Dataset records:
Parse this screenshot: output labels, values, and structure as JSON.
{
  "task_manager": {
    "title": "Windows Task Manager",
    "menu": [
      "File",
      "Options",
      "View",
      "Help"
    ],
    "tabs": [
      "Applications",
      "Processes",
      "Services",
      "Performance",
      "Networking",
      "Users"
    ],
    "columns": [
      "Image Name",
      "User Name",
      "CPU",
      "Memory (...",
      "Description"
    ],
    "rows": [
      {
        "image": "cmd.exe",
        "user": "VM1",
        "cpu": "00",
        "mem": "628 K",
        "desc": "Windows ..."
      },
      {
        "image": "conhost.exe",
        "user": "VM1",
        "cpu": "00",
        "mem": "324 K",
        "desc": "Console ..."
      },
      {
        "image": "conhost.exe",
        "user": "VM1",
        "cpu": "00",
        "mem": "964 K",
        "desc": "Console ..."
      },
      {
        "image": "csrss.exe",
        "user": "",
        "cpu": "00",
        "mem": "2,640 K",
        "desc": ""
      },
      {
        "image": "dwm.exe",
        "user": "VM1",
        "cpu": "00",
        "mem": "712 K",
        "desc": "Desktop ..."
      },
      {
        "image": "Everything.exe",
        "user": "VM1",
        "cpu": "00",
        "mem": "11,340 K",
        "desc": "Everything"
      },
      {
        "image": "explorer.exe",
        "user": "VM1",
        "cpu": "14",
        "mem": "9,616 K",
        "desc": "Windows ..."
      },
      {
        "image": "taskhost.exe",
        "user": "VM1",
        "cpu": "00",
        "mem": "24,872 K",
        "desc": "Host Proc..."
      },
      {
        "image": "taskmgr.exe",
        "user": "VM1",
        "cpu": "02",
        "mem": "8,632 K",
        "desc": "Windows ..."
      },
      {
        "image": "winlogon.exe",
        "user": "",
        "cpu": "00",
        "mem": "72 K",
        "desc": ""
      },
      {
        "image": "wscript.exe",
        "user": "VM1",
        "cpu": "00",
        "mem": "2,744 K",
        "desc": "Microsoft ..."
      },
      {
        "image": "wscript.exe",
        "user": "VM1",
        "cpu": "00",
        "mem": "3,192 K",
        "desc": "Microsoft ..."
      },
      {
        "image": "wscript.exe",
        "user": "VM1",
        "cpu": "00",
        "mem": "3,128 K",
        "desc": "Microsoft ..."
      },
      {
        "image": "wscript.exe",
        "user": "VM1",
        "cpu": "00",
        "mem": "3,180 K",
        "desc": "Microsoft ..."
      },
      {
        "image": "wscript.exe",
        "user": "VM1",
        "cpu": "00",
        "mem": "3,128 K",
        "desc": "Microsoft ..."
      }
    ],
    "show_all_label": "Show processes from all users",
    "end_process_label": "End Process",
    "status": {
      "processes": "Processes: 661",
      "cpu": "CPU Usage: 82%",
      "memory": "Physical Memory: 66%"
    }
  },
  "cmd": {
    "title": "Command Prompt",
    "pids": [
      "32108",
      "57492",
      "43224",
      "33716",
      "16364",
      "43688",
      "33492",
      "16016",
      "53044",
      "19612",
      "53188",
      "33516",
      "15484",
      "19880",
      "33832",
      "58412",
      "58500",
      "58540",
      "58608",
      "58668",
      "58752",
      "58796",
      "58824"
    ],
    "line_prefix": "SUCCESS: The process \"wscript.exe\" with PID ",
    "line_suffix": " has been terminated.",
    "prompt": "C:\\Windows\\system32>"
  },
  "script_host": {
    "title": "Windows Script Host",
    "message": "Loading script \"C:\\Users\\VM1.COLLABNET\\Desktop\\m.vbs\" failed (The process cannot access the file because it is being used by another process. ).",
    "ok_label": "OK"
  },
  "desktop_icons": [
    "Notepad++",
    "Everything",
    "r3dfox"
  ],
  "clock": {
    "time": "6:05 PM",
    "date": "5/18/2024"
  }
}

...

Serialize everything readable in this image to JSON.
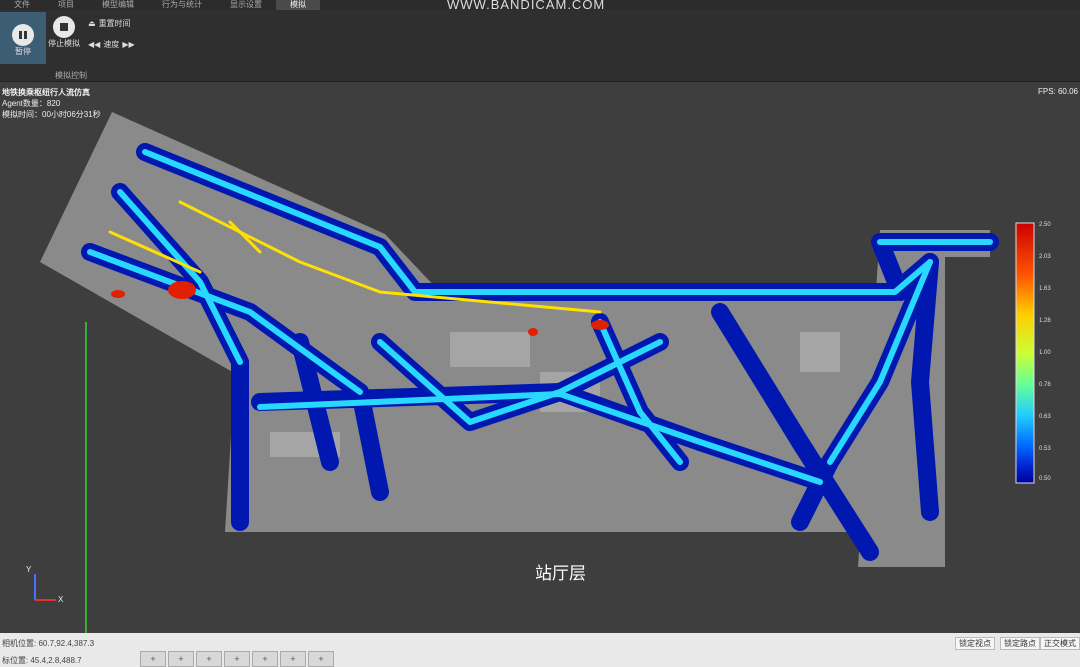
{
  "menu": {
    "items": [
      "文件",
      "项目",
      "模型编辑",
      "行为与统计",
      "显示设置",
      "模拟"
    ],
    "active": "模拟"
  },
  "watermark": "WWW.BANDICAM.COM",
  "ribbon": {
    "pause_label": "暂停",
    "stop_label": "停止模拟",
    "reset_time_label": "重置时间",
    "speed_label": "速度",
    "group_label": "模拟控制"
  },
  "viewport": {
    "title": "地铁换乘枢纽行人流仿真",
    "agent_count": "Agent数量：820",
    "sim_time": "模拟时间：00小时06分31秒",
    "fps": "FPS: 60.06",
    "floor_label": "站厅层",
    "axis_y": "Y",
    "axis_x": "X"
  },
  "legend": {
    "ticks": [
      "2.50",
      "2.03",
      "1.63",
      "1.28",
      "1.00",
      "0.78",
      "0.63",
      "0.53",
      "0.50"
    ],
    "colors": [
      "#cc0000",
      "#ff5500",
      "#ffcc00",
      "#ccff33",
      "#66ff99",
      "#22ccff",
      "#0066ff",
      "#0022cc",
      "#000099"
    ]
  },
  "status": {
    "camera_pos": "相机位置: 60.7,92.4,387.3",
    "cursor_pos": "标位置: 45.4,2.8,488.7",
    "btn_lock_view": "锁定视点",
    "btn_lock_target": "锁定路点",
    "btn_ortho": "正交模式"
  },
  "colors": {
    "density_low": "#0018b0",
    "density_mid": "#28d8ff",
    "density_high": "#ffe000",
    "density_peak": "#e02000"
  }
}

---

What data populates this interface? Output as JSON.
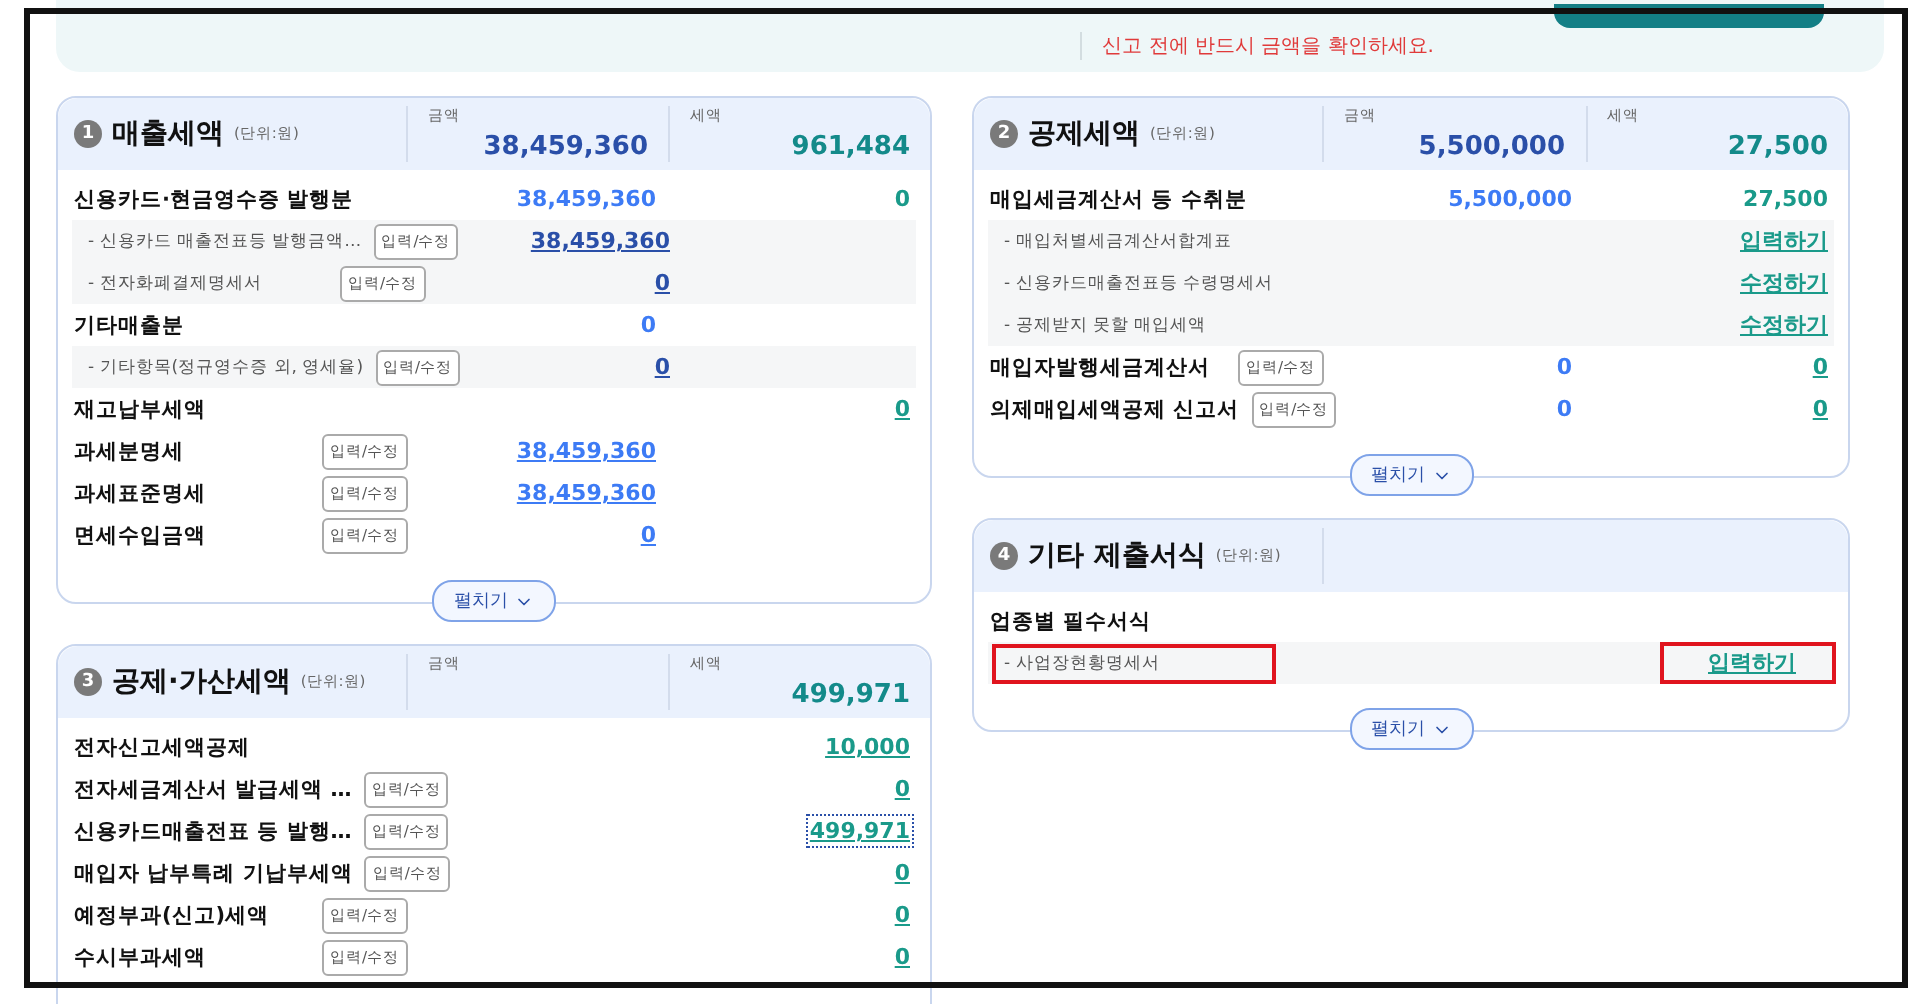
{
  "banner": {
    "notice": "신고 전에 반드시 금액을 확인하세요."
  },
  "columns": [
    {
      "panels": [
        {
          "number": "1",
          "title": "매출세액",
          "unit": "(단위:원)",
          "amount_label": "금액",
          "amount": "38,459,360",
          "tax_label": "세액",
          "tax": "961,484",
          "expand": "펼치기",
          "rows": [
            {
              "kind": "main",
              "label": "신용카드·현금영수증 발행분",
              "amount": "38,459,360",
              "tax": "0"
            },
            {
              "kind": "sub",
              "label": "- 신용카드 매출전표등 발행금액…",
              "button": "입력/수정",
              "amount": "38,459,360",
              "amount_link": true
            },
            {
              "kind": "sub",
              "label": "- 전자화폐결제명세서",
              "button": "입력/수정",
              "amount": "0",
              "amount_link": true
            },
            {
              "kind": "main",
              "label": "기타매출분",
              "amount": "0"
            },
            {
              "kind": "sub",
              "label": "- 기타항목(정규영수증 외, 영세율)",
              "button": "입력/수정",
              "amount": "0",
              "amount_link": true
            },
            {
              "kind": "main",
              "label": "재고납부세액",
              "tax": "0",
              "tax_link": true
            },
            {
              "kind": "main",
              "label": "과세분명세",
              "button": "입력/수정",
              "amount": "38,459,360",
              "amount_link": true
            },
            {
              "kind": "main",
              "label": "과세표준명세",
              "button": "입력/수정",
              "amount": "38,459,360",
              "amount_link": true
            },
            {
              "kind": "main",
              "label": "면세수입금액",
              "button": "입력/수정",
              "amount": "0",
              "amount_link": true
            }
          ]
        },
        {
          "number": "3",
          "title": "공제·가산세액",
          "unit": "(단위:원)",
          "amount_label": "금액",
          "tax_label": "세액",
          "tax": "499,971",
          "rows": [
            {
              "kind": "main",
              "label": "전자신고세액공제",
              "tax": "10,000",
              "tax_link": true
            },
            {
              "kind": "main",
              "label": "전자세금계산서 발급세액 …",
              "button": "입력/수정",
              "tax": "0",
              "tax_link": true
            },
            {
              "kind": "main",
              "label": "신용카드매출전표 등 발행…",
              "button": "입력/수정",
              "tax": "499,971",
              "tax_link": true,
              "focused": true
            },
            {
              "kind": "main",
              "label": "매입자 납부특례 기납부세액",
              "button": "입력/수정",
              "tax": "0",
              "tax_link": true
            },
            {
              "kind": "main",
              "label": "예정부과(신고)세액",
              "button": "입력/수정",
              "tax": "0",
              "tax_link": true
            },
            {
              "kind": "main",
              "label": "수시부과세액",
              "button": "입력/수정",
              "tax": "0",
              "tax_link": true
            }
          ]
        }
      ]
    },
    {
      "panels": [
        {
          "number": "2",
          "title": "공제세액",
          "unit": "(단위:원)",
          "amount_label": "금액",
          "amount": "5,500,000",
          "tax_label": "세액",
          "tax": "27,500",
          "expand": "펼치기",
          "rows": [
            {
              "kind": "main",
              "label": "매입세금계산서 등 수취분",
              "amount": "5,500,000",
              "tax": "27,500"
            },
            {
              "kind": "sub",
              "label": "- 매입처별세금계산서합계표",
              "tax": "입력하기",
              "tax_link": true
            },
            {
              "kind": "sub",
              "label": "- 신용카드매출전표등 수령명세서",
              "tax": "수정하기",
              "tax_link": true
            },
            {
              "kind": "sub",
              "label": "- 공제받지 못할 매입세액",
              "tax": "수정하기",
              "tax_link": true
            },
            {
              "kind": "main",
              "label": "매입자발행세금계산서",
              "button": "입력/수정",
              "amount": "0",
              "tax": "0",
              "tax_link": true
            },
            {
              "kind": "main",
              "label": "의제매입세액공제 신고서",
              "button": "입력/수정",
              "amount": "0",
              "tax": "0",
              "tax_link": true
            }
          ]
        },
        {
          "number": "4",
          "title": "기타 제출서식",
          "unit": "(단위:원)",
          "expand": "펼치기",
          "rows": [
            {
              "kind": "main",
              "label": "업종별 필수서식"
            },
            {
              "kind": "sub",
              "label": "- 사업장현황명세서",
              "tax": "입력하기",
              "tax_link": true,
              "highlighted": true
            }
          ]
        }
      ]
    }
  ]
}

What needs to be done: Copy every line that contains the string "title".

Output for this exercise:
    "title": "Windows Task Manager",
    "title": "Command Prompt",
    "title": "Windows Script Host",
    "title": "地铁换乘枢纽行人流仿真",
          "title": "매출세액",
          "title": "공제·가산세액",
          "title": "공제세액",
          "title": "기타 제출서식",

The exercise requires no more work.